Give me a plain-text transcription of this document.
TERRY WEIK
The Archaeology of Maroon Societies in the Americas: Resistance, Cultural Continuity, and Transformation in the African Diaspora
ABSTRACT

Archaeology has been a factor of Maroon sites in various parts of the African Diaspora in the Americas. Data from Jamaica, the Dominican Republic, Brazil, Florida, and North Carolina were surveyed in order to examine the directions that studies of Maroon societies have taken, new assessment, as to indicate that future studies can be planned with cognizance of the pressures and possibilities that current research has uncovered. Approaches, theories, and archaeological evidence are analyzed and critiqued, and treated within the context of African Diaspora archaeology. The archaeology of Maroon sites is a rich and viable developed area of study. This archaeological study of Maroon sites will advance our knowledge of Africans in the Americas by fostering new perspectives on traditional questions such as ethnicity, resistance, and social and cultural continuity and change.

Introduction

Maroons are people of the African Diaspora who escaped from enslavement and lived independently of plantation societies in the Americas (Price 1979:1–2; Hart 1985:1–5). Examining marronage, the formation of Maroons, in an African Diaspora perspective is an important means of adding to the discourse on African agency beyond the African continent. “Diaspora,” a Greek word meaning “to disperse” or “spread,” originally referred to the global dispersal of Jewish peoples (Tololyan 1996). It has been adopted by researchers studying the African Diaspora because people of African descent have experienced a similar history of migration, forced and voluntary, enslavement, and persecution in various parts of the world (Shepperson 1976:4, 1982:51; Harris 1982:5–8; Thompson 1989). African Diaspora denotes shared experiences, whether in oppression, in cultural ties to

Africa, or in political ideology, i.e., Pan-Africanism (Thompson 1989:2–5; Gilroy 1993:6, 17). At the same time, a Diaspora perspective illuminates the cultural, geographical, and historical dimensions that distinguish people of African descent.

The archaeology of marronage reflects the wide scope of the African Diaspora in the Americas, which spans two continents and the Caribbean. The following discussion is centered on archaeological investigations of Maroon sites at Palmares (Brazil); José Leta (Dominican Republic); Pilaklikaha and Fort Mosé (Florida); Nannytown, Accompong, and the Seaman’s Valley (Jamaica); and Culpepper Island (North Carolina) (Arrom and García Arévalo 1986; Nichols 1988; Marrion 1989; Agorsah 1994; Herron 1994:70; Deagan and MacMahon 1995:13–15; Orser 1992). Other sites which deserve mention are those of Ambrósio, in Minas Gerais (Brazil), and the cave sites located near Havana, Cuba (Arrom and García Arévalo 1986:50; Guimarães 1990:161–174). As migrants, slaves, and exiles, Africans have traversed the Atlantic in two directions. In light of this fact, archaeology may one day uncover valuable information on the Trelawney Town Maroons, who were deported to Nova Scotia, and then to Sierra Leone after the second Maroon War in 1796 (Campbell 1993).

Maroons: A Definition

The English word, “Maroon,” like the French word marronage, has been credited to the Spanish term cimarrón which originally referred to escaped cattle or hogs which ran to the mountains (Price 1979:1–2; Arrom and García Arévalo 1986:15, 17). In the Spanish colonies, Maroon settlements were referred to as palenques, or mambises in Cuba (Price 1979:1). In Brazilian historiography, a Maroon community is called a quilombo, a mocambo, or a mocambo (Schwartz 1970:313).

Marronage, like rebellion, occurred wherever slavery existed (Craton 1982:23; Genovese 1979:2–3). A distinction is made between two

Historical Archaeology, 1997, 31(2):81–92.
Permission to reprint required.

- **EXERCISE**
In the listing, find each line with the string "like" and copy it.

- **ANSWER**
The English word, “Maroon,” like the French word marronage, has been credited to the Spanish term cimarrón which originally referred to escaped cattle or hogs which ran to the mountains (Price 1979:1–2; Arrom and García Arévalo 1986:15, 17). In the Spanish colonies, Maroon settlements were referred to as palenques, or mambises in Cuba (Price 1979:1). In Brazilian historiography, a Maroon community is called a quilombo, a mocambo, or a mocambo (Schwartz 1970:313).
Marronage, like rebellion, occurred wherever slavery existed (Craton 1982:23; Genovese 1979:2–3). A distinction is made between two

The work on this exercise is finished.